Supplied passage:

★ ★ ★ ★

RANT about Keys Lock not fit for purpose due to illogical non-linear Scaler output

Firstly, sorry for my (annoyed) tone in this video, but this one function is largely all I use scaler for, and it is IMO not fit for purpose… I have also written about this since I bought Scaler 2 last year, and then was on the beta for Scaler 3, I brought it up several times… but never had any explanation or notice that it is being delt with, or being changed etc…

From my position, there seems to be no reason why the potentially EXCELLENT “keys lock” tool which is for non-experts - helping them jam in tune - should be handicapped / ruined by the way Scaler 3 plays higher or lower notes in a non-linear, illogical way.

At present, when you have keys lock on, and you press keys from left to right, the pitch DOES NOT get higher in a linear fashion, as you’d expect. With a piano, as even a novice like myself knows, the notes get higher and higher towards the right and lower and lower towards the left. With Scaler, it gets lower and higher in both directions, ie there is no logic, or not a logic that makes any sense to a beginner, the kind of person who would be using such a POTENTIALLY great feature.

★ ★ ★ ★

Stated problem A:
List every word in the Scaler keys lock post, title included, that is written entirely in capital letters.
Stated problem B:
Write a continuation of the Scaler keys lock post, beginning after its final sentence.

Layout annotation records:
★ ★ ★ ★

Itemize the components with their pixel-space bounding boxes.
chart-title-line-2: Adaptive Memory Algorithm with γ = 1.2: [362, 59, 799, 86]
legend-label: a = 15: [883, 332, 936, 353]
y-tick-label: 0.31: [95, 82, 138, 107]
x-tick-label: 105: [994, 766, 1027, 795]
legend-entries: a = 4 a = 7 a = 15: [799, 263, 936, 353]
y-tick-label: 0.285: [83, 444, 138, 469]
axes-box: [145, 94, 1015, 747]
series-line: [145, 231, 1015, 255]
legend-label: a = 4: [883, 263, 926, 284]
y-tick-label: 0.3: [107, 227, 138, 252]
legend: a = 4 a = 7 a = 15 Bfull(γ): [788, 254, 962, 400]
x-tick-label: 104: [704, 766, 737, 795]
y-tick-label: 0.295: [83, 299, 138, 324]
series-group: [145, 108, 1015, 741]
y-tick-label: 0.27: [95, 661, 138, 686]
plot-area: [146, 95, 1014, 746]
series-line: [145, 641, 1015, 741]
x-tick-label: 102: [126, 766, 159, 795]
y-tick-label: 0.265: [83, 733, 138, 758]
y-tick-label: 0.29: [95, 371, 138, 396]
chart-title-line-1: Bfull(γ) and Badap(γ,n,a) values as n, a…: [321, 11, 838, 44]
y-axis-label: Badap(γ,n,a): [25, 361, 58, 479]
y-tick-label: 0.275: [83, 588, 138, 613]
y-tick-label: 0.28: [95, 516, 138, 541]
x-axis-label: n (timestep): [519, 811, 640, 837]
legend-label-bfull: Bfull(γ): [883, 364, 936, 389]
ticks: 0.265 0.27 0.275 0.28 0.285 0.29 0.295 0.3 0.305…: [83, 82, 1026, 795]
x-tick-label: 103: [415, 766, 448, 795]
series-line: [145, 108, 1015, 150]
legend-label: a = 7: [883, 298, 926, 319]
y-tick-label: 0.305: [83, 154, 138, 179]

★ ★ ★ ★

Written response A:
RANT, IMO, EXCELLENT, DOES, NOT, POTENTIALLY

Written response B:
If you are using this tool to jam, you know one thing only, that when you press a note to the right of your current note, you do that because YOU WANT TO HEAR A HIGHER NOTE. So when Scaler forces you to hear a lower note instead, that is very disconcerting and is like throwing a bunch of spanners in the flow, messing up the creative process.

If there is some technical music theory reason why Scaler does this absurd thing, it is misplaced. As I mentioned, this funciton is largely used by people like myself who don’t have the ability to know which notes are going to work in your current chord, all users do know is that left is deeper, right is higher… and that should be that. At very least this logical, linear, piano-like behaviour should be an option.
Watch the video here showing what I mean

PLEASE PEOPLE!!!
@Tristan @davide

We’ve been here several times with users and we get it. It’s one way or another and sometimes our opinions fall on ‘another’. There are several things we like to do like keep the octave range relevant: degrees on the same note of each octave, degree 1 always starting on a C or not run into silly pitches (C6,C7, C8 for example). We need to bear in mind that often there really are only four workable octaves in which if using Chord Notes you have three notes x 4 available (12 notes) so how would you span it across a keyboard?
Limiting the range and having feels and moods would help here and that is where we are heading.
Finally the new ‘Chord Scales’ mode does exactly what you want, and because we can use all 7 keys of the scale we can span it across the entire keyboard. I think that’s a great solution to do what you want.
Hope that all makes sense and always happy to hear suggestions.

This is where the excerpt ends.